**WHAT TO PRODUCE**
Scan the data that follows and count the lines with the string "Сторінка"; answer with the count alone.

**AVAILABLE DATA**

○ ○ ○ ○ ○ ○ ○

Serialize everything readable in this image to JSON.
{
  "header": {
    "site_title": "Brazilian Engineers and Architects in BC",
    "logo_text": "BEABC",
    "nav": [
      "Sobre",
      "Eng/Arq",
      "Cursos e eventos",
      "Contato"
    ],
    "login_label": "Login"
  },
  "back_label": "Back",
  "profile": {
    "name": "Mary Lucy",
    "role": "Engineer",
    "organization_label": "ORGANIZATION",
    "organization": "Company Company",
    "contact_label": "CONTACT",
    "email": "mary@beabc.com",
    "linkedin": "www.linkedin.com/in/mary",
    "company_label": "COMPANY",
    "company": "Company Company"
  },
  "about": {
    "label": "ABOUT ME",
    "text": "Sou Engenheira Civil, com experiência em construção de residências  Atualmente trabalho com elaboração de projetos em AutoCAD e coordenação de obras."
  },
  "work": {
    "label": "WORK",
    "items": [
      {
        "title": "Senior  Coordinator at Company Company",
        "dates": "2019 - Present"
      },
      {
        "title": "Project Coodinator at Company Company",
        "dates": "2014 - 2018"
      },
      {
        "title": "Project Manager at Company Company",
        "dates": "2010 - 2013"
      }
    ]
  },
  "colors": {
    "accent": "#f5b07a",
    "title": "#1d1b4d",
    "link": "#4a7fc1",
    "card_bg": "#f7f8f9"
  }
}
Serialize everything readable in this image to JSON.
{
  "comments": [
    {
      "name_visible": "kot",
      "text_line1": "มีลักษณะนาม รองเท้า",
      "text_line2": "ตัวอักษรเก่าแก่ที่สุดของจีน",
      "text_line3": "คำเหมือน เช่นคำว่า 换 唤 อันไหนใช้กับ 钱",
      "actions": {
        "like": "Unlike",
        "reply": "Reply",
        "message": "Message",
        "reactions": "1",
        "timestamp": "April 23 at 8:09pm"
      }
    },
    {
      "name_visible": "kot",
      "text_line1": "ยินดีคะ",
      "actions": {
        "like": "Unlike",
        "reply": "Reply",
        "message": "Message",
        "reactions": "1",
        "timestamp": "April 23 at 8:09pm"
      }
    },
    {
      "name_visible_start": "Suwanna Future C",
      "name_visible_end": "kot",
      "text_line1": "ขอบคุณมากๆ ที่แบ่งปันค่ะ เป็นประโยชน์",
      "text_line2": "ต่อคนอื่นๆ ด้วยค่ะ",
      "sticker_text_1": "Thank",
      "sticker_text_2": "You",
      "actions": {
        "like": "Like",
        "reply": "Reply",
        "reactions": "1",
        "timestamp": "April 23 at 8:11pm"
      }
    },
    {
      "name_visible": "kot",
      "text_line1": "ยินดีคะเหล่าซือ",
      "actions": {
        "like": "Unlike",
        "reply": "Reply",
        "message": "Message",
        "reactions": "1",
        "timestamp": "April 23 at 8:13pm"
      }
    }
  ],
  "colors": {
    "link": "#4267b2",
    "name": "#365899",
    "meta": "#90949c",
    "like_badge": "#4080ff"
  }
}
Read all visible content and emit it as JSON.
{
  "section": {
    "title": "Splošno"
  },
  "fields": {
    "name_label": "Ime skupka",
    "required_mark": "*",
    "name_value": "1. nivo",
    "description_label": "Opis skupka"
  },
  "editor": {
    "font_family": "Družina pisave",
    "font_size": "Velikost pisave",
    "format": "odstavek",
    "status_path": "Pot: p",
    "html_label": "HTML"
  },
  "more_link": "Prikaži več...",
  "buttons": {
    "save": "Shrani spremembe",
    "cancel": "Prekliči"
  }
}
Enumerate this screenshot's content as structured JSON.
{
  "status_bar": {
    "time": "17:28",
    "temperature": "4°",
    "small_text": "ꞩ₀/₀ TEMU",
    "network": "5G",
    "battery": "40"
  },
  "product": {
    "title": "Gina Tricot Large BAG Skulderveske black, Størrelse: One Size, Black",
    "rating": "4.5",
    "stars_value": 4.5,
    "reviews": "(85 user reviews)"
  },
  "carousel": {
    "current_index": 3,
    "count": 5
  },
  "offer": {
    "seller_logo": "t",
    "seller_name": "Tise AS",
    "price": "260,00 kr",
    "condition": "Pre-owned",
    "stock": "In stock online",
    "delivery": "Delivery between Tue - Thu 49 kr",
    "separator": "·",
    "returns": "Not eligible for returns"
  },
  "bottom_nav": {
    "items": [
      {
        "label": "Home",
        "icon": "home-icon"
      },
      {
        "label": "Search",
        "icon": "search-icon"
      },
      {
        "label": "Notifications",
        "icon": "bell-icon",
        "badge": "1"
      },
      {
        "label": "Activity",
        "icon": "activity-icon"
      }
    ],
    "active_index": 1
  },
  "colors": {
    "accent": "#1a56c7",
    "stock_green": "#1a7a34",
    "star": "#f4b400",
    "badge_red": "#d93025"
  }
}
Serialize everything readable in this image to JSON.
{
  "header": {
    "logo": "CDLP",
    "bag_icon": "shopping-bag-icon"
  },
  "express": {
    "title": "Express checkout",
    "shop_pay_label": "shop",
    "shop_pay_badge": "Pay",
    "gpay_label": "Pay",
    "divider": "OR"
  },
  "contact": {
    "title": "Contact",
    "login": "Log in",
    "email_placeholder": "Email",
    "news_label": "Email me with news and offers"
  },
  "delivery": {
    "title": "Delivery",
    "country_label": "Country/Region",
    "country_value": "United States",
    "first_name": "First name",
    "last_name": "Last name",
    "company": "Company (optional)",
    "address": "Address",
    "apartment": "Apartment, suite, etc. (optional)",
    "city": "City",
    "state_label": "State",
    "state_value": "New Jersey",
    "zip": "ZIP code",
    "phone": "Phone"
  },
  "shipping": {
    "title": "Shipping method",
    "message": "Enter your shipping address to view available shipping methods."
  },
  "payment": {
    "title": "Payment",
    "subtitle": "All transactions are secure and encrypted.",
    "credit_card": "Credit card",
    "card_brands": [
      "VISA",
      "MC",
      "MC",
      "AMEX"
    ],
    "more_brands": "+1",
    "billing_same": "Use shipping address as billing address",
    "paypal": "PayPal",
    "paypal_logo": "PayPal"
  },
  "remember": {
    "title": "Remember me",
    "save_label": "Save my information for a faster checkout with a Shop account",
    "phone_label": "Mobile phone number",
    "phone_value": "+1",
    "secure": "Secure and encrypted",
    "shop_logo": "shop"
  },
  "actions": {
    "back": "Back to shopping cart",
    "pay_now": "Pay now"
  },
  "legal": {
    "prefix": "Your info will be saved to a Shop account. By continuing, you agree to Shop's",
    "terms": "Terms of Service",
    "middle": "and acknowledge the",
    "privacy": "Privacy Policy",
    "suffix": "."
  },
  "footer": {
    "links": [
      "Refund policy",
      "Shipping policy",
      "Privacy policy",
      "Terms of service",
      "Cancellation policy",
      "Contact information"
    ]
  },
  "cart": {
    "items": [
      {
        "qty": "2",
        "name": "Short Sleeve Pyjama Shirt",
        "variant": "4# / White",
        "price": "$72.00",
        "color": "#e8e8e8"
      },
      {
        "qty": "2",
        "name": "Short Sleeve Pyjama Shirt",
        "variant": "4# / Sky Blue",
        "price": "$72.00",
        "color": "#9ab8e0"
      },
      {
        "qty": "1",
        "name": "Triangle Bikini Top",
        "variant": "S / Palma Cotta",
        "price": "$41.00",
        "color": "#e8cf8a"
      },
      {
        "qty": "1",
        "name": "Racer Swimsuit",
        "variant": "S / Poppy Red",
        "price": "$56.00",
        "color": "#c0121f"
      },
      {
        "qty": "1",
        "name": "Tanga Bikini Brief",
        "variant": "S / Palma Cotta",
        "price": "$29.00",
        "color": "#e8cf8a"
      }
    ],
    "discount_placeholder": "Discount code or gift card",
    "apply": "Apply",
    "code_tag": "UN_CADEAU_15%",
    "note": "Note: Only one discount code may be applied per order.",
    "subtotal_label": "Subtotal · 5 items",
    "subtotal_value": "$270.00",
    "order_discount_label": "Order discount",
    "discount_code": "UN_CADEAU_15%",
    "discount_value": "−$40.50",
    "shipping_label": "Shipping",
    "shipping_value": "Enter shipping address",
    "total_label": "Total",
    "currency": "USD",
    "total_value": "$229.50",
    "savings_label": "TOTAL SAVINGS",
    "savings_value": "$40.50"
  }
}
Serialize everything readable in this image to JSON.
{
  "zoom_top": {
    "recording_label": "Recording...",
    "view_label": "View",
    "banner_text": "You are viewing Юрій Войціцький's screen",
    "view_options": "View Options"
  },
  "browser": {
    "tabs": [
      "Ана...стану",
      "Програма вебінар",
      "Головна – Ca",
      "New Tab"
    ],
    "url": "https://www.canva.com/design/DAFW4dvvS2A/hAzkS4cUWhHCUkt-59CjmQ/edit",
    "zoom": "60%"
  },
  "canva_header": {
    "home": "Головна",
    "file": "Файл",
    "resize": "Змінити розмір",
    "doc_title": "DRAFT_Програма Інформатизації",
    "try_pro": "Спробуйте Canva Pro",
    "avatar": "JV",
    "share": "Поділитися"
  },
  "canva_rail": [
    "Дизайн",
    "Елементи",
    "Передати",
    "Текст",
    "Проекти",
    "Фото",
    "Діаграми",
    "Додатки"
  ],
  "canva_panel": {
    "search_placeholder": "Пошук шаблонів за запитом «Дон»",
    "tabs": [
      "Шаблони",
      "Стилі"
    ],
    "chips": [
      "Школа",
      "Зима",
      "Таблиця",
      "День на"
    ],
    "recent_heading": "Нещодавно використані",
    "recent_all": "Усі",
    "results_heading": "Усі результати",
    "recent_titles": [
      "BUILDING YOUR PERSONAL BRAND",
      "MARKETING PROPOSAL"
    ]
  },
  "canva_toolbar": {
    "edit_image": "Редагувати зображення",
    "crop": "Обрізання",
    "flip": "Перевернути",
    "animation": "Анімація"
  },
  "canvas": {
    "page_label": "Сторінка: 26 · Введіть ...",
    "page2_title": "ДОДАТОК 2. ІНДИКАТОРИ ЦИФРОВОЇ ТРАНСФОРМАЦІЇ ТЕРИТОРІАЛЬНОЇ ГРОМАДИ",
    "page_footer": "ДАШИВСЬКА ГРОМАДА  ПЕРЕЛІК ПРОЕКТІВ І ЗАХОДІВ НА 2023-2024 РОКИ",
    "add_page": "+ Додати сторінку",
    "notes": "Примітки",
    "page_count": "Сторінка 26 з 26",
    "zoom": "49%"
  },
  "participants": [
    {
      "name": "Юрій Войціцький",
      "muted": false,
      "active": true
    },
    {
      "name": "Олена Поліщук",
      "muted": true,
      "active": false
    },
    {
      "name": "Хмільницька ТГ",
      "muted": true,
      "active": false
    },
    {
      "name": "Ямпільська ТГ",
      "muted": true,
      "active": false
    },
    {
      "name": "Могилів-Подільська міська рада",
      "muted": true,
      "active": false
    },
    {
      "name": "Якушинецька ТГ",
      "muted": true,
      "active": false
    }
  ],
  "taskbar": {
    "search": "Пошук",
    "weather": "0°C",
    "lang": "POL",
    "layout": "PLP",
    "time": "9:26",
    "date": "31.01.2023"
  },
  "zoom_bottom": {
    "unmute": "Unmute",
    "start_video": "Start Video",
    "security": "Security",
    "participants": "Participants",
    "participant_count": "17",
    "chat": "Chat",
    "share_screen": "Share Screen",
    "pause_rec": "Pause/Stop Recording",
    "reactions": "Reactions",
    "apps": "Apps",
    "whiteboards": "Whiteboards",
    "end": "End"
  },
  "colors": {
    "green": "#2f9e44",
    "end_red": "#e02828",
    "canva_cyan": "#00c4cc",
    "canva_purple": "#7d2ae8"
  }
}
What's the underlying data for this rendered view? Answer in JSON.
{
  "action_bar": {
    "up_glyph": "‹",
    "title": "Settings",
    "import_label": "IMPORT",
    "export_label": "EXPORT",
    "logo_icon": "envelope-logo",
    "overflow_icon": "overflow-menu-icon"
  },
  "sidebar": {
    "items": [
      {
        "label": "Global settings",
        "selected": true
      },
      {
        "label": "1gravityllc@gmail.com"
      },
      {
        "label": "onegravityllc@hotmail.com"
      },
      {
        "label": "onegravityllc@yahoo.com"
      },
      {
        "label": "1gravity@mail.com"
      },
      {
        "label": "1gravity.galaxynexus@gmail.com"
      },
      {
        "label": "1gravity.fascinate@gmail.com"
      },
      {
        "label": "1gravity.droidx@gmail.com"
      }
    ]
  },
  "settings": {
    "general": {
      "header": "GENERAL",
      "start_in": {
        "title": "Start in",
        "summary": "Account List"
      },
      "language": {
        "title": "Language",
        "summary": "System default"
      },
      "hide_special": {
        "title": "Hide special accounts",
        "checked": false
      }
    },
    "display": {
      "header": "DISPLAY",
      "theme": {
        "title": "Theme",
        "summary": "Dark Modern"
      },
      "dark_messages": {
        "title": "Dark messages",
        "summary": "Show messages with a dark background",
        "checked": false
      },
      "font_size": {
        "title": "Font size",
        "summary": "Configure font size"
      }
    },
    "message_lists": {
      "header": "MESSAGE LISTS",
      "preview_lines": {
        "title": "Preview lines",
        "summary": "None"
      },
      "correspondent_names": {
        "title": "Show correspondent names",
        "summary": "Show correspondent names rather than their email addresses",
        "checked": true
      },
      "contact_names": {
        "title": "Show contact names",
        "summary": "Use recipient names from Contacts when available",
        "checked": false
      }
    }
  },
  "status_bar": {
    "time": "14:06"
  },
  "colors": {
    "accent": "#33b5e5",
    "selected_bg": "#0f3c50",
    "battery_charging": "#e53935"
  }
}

○ ○ ○ ○ ○ ○ ○

**RIGHT ANSWER**
2